▶ **Reading passage**

* * * * * * * * *

CSIS Program Analyzes Oil Markets vis-à-vis Iran-US Relations

\ By Elaine Pasquini

  

Washington, DC: As tensions escalate between the United States and Iran, the issue of Iranian oil security was the main topic on the February 6, 2026, episode of Energy Shots, a biweekly 30-minute online program telling energy stories through data, personalities and politics, at the Center for Strategic and International Studies (CSIS).

Speaking virtually from Abu Dhabi, Joseph Majkut, director of the Energy, Security and Climate Change Program (ESCC) at CSIS, noted there were few details emanating from the current talks between Iranian officials and US government representatives in Geneva, other than more meetings were scheduled.

Meanwhile, the US is continuing to ship both offensive and defensive military hardware into the Gulf region, and “every time we talk about conflict in this region,” Majkut pointed out, “the Strait of Hormuz rears its head yet again and we think about oil prices.”

Following up on the topic of oil valuation, Kevin Book, non-resident senior advisor to the ESCC program at CSIS, asked if the reactions of financial markets to these tensions would be different than during past conflicts.

* * * * * * * * *

Stored dataset items:
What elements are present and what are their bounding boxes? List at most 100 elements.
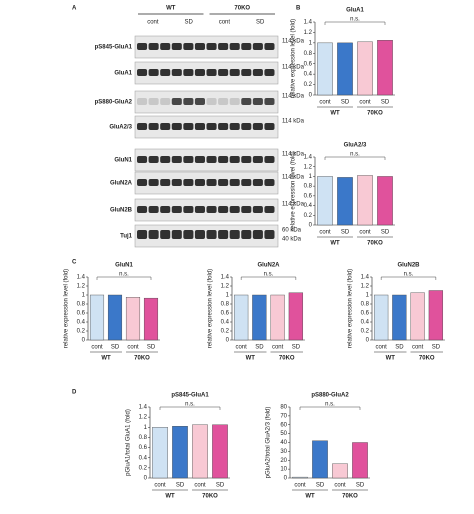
blot-band [218,69,229,76]
blot-band [171,179,182,186]
blot-band [183,123,194,130]
blot-band [194,43,205,50]
panel-label: C [72,260,77,266]
x-tick-label: SD [356,483,365,489]
x-tick-label: SD [381,230,390,236]
blot-frame [134,90,279,114]
blot-band [148,230,159,239]
blot-band [148,179,159,186]
x-tick-label: SD [111,345,120,351]
blot-band [252,43,263,50]
group-label: WT [330,241,340,247]
blot-band [160,179,171,186]
blot-band [160,43,171,50]
bar [410,292,425,341]
blot-band [241,69,252,76]
panel-label: D [72,390,77,396]
y-tick-label: 0.6 [304,61,313,67]
y-tick-label: 0 [226,338,230,344]
bracket [96,276,152,280]
genotype-label: WT [166,6,176,12]
blot-band [264,69,275,76]
group-label: 70KO [419,356,435,362]
blot-band [183,98,194,105]
marker-label: 40 kDa [282,237,302,243]
y-axis-label: relative expression level (fold) [291,19,297,98]
blot-band [241,206,252,213]
blot-row-label: Tuj1 [120,234,133,240]
blot-band [194,98,205,105]
blot-band [194,123,205,130]
y-tick-label: 1.2 [361,284,370,290]
blot-band [252,156,263,163]
bar [292,476,308,479]
bar [192,424,208,479]
bar [317,42,333,96]
blot-band [264,123,275,130]
blot-band [137,98,148,105]
y-tick-label: 0.8 [221,302,230,308]
y-tick-label: 1.4 [361,275,370,281]
x-tick-label: cont [375,345,387,351]
bar [337,42,353,96]
blot-band [264,156,275,163]
blot-band [171,43,182,50]
x-tick-label: SD [292,345,301,351]
blot-band [229,179,240,186]
condition-label: SD [184,20,193,26]
blot-band [137,123,148,130]
blot-band [229,123,240,130]
bar [125,297,141,341]
blot-band [160,123,171,130]
blot-band [160,156,171,163]
chart-title: GluA1 [346,8,364,14]
chart-title: GluN2B [397,263,420,269]
blot-band [218,98,229,105]
blot-band [229,98,240,105]
marker-label: 114 kDa [282,119,305,125]
x-tick-label: SD [176,483,185,489]
bar [107,294,123,341]
blot-band [148,69,159,76]
blot-band [252,123,263,130]
group-label: 70KO [134,356,150,362]
y-tick-label: 50 [280,431,287,437]
blot-band [171,98,182,105]
blot-band [241,179,252,186]
blot-band [241,123,252,130]
blot-band [171,123,182,130]
blot-band [229,206,240,213]
blot-band [171,206,182,213]
blot-band [218,123,229,130]
bracket [159,406,221,410]
x-tick-label: SD [147,345,156,351]
y-tick-label: 0 [144,476,148,482]
bar [373,294,389,341]
bar [357,41,373,96]
x-tick-label: SD [432,345,441,351]
bar [143,297,159,341]
blot-band [252,98,263,105]
condition-label: cont [219,20,231,26]
y-axis-label: pGluA2/total GluA2/3 (fold) [266,407,272,479]
blot-row-label: GluN2B [110,208,133,214]
blot-row-label: GluA2/3 [109,125,132,131]
panel-label: A [72,6,77,12]
bracket [380,276,437,280]
blot-row-label: GluN2A [110,181,133,187]
blot-band [194,179,205,186]
blot-band [218,43,229,50]
chart-title: GluN1 [115,263,133,269]
blot-band [229,230,240,239]
y-tick-label: 1.4 [77,275,86,281]
x-tick-label: cont [127,345,139,351]
bracket [324,156,386,160]
blot-band [264,179,275,186]
y-tick-label: 0.8 [304,184,313,190]
blot-band [241,98,252,105]
blot-band [206,98,217,105]
y-tick-label: 1.4 [304,20,313,26]
y-tick-label: 0.4 [77,320,86,326]
blot-row-label: pS880-GluA2 [95,100,133,106]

* * * * * * * * *

▶ **Directives**
(a) Answer these from the article on oil markets and Iran-US relations:
(i) How often does Energy Shots air, and how long is each episode?
(ii) From what city did Joseph Majkut speak?
(iii) What role does Kevin Book hold at CSIS?
(b) Please continue the article on oil markets and Iran-US relations, picking up after its last sentence.

▶ **Results of the exercise**
(a)
(i) Every two weeks; each episode runs 30 minutes.
(ii) Abu Dhabi.
(iii) Non-resident senior advisor to the Energy, Security and Climate Change Program (ESCC).

(b)
Looking back at security events over the last couple of decades, Majkut responded that out of 17 major security events between the US and Iran that he’s tracked since 2018, overlayed with the Brent crude oil price, eleven led to increasing prices in the following month on an average basis and seven did not. “Even though there is this persistent sense that oil out of the Strait could be interrupted by security events, we still see significant trends driven by the macro environment,” he said.

Majkut went on to recount that in September 2019 during the attack on the Abqaiq oil processing facility in eastern Saudi Arabia by al-Qaeda militants prices rose 15 percent on an inter-day level. The Saudis, however, were able to restore production relatively quickly “so the monthly average was only up about six percent in that context,” he said.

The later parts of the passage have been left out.